## Lesetext
########################################

In welcher Verfassung geben wir Oberwesel an die nächsten Generationen?

Was bedeutet das Urteil des Verfassungsgerichts für Oberwesel? 

Warum wurde überhaupt geklagt?

2019 löste das Klimaschutzgesetz eine Welle der Enttäuschung aus – die darin festgelegten Maßnahmen widersprechen grundsätzlich dem Ziel, das die Bundesregierung mit der Unterzeichnung des Pariser Abkommens nicht nur sich selbst gegeben, sondern dabei auch anderen Ländern ihren Beitrag versprochen hat: Die Emissionen rechtzeitig so weit zu senken, dass das 1,5-Grad-Ziel eingehalten werden kann.  Mit diesem Ziel ist die Zukunft des Planeten verbunden: Wird das Ziel nicht eingehalten, so werden Kippunkte erreicht und Folgen ausgelöst, von denen unser Leben unmittelbar betroffen ist. Wie ein Gesetz, das diesem Ziel widerspricht, mit den Grundrechten in unserer Verfassung vereinbar sein kann, fragten sich Aktivist:innen aus ganz Deutschland und international – und reichten deshalb gemeinsam Beschwerde beim Bundesverfassungsgericht ein. Das Karlsruher Gericht prüfte insgesamt vier Klagen, die vor allem damit begründet waren, dass fehlende Maßnahmen in unsere Freiheitsgrundrechte eingreifen. Es sieht diese Freiheitsrechte verletzt, weil das aktuelle Gesetz hohe Emissionsminderungslasten in die Zeit nach 2030 verschiebt. Genauer heißt es in der Begründung: »Von diesen künftigen Emissionsminderungspflichten ist praktisch jegliche Freiheit potenziell betroffen, weil noch nahezu alle Bereiche menschlichen Lebens mit der Emission von Treibhausgasen verbunden und damit nach 2030 von drastischen Einschränkungen bedroht sind«.

########################################

## Datenauszüge
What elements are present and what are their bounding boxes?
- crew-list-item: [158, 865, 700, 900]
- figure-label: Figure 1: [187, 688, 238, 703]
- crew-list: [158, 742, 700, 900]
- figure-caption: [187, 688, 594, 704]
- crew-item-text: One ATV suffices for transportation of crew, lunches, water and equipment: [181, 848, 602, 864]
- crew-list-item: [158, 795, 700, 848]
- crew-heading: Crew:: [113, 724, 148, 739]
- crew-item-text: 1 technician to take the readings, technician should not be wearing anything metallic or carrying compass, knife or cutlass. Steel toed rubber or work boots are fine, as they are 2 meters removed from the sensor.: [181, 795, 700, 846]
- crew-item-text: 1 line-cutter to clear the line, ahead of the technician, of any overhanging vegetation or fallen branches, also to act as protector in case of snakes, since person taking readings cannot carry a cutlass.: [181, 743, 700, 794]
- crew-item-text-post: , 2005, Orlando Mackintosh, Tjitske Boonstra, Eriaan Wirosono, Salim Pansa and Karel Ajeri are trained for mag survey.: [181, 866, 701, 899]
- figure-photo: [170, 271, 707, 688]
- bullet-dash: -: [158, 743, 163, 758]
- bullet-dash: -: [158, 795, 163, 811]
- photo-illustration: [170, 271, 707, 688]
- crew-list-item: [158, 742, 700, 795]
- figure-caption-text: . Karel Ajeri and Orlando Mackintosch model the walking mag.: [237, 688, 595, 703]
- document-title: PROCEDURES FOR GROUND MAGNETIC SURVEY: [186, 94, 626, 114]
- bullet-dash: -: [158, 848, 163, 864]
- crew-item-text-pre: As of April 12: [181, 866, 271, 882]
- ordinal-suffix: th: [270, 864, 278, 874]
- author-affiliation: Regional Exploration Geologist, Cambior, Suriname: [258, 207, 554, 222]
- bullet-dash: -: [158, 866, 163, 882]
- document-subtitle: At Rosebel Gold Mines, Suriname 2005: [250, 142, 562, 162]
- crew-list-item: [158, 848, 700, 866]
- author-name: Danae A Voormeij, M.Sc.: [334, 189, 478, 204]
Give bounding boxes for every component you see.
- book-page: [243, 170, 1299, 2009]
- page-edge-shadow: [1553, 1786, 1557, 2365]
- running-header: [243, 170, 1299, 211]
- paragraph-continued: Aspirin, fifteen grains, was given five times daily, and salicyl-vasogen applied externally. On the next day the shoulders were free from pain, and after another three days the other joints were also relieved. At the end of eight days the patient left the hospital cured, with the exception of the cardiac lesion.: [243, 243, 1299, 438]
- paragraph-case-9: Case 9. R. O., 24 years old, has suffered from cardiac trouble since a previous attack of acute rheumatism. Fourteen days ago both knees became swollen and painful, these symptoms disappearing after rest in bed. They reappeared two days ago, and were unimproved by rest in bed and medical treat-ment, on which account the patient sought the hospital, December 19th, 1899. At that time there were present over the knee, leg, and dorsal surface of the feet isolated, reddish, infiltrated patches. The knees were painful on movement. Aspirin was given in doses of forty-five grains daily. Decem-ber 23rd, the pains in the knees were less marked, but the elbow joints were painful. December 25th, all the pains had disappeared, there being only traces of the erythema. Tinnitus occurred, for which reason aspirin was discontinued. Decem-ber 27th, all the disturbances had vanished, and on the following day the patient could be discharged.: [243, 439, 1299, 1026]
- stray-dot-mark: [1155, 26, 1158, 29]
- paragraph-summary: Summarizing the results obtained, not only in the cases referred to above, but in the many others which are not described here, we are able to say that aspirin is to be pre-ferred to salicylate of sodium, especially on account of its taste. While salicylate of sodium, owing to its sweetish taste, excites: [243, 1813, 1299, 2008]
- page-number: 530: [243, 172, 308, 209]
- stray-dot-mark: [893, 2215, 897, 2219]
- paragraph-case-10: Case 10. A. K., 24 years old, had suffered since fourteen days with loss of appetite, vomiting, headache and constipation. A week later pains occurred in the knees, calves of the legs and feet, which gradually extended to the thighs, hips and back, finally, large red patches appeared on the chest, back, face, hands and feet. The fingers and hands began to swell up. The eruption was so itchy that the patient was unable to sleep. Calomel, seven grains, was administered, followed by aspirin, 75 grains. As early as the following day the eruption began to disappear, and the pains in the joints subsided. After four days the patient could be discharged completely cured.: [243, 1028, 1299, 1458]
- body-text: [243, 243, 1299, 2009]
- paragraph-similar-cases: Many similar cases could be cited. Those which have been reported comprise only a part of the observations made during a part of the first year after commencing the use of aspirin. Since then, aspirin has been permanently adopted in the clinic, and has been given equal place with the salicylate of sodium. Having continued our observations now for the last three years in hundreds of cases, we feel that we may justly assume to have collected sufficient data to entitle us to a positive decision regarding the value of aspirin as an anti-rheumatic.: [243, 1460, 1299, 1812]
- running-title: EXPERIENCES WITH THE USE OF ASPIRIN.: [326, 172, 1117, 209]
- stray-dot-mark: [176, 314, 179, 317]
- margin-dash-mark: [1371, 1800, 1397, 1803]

########################################

## Arbeitsauftrag
Geben Sie aus dem Lesetext zum Klimaschutzurteil den Abschnitt von „In welcher Verfassung“ bis einschließlich „wurde überhaupt geklagt?“ wortgetreu wieder.

## Lösung der Aufgabe
In welcher Verfassung geben wir Oberwesel an die nächsten Generationen?

Was bedeutet das Urteil des Verfassungsgerichts für Oberwesel? 

Warum wurde überhaupt geklagt?